Start of MATERIAL SUPPLIED

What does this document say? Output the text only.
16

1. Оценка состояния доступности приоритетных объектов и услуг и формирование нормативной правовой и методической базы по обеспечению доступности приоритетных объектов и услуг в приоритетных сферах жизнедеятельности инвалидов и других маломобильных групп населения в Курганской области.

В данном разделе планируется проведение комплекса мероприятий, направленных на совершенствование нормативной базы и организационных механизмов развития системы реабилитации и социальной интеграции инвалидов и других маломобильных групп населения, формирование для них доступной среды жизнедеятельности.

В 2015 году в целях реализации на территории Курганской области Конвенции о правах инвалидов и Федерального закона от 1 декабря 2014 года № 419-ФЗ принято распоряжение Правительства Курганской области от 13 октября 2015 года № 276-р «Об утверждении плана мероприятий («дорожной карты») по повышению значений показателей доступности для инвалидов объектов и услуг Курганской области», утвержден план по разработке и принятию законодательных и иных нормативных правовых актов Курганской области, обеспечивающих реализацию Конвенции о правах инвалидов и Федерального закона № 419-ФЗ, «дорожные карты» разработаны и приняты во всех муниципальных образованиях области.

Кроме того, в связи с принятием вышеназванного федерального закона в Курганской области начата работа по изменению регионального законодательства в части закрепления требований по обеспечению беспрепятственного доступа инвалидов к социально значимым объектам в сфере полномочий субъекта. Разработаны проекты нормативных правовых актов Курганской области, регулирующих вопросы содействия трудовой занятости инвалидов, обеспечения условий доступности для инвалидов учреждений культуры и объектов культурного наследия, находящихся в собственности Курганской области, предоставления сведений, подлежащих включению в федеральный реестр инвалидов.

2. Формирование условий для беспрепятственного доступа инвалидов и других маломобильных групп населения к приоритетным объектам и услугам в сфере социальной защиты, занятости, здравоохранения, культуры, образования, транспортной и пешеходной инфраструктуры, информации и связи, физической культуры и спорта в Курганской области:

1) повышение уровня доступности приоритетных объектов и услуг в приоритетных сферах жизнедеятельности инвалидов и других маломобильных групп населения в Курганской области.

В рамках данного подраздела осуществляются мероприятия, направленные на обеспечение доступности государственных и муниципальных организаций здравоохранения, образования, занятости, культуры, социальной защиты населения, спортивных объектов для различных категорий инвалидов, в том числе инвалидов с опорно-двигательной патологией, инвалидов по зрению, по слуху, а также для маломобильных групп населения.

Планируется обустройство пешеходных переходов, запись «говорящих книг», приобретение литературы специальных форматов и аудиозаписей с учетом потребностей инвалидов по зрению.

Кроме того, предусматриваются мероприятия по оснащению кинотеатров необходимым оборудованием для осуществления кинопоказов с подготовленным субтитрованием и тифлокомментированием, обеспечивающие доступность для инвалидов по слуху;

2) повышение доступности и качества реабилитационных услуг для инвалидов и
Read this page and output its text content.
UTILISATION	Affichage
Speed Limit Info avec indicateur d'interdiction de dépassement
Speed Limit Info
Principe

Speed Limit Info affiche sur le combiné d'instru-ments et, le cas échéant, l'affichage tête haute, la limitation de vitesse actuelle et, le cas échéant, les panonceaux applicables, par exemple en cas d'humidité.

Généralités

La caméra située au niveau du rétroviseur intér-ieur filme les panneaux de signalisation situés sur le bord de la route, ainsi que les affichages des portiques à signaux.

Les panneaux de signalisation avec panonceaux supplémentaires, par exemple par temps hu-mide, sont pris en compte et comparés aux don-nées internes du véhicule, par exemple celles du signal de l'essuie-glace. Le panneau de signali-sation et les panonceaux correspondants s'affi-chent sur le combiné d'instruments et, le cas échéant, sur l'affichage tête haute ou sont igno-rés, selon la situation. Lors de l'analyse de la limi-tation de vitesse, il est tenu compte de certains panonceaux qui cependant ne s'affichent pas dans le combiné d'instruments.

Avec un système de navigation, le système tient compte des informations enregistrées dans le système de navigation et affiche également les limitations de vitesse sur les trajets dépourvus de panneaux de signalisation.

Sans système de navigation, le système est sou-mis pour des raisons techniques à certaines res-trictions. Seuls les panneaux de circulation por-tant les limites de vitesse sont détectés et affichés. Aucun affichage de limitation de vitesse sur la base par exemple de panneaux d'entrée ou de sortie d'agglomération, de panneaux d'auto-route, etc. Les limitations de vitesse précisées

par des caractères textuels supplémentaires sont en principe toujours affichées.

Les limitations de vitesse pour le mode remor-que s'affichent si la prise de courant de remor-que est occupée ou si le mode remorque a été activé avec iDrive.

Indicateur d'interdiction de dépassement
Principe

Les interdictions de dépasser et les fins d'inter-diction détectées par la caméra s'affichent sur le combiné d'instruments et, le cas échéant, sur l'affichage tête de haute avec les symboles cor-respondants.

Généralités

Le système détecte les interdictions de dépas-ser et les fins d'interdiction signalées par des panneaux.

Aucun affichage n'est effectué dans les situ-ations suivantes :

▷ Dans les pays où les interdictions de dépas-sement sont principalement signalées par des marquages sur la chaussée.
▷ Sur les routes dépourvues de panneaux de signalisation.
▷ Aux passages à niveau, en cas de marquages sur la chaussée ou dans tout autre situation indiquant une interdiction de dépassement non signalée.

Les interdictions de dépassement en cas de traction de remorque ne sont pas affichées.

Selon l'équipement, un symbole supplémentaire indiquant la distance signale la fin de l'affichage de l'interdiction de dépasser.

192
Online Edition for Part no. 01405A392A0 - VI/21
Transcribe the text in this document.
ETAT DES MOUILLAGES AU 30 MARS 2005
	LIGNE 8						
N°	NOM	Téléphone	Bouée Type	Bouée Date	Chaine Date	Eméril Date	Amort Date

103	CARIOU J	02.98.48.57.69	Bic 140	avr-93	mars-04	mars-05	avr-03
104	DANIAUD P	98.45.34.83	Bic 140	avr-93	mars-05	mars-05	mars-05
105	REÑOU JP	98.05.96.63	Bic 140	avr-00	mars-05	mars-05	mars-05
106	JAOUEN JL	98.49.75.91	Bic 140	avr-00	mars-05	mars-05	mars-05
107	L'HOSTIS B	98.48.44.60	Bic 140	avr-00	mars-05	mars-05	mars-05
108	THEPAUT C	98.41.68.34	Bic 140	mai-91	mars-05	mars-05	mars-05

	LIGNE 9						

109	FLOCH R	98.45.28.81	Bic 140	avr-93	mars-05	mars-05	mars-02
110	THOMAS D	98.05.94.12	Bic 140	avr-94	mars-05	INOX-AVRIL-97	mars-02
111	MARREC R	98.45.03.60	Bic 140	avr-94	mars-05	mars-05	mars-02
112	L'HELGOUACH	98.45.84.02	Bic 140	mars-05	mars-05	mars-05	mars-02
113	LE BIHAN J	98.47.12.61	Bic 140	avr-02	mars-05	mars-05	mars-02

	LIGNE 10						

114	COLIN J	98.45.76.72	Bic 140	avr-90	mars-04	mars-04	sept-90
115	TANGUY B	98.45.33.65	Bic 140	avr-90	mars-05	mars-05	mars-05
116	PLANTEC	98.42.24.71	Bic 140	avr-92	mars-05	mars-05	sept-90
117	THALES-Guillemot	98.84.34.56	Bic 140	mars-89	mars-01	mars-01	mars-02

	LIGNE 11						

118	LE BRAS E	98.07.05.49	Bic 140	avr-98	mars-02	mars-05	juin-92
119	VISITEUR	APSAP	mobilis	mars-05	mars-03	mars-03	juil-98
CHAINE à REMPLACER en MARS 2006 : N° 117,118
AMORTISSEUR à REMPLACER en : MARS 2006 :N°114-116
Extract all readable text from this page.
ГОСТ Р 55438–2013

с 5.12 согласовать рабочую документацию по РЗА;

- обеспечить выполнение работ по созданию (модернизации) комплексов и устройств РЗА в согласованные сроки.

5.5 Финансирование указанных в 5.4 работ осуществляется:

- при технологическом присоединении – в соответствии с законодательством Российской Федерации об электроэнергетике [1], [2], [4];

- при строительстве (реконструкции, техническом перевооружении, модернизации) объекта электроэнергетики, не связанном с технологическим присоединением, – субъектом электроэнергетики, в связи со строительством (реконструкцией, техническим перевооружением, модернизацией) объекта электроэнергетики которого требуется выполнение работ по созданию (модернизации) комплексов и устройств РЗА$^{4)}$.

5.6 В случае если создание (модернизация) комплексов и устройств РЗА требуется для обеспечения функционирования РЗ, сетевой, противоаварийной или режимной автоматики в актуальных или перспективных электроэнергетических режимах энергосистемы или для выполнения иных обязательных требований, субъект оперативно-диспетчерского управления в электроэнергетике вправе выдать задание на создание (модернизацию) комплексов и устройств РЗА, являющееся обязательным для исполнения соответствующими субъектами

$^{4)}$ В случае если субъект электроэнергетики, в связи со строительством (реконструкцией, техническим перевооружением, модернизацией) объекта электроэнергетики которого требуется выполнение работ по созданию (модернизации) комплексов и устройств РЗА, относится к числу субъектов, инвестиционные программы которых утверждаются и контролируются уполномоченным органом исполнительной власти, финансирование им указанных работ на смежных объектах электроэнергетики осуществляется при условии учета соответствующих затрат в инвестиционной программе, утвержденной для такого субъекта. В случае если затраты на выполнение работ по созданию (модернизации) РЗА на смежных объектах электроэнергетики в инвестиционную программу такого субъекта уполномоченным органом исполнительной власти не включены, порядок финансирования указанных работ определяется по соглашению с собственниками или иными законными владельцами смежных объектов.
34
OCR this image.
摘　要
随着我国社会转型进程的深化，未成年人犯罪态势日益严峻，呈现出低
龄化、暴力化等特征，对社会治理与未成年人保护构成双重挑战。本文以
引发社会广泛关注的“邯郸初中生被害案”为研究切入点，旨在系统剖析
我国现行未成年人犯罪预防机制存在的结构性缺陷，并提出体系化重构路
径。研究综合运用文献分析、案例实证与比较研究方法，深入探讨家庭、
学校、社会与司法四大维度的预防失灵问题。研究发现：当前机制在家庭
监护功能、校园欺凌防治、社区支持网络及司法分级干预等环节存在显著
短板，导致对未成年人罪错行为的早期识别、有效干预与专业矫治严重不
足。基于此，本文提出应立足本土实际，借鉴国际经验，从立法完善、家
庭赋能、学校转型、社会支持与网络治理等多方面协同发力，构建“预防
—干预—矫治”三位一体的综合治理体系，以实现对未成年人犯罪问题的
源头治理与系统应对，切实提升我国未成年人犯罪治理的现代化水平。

End of MATERIAL SUPPLIED

**GIVEN REQUEST**
Take every line containing the word "document" and copy it.

**COMPLETE RESPONSE**
What does this document say? Output the text only.
Transcribe the text in this document.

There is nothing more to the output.